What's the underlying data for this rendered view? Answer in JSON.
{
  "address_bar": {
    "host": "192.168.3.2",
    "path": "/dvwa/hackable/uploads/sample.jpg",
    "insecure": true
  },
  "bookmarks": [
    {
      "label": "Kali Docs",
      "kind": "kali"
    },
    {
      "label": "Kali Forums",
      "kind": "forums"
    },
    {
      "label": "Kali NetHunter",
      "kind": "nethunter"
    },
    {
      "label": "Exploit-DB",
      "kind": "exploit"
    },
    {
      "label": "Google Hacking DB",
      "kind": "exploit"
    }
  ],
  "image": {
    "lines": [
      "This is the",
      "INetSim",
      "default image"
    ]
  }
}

::::::

:: Set task ::
Each of the records should be retyped exactly.

:: Right answer ::
What's the underlying data for this rendered view? Answer in JSON.
{
  "address_bar": {
    "host": "192.168.3.2",
    "path": "/dvwa/hackable/uploads/sample.jpg",
    "insecure": true
  },
  "bookmarks": [
    {
      "label": "Kali Docs",
      "kind": "kali"
    },
    {
      "label": "Kali Forums",
      "kind": "forums"
    },
    {
      "label": "Kali NetHunter",
      "kind": "nethunter"
    },
    {
      "label": "Exploit-DB",
      "kind": "exploit"
    },
    {
      "label": "Google Hacking DB",
      "kind": "exploit"
    }
  ],
  "image": {
    "lines": [
      "This is the",
      "INetSim",
      "default image"
    ]
  }
}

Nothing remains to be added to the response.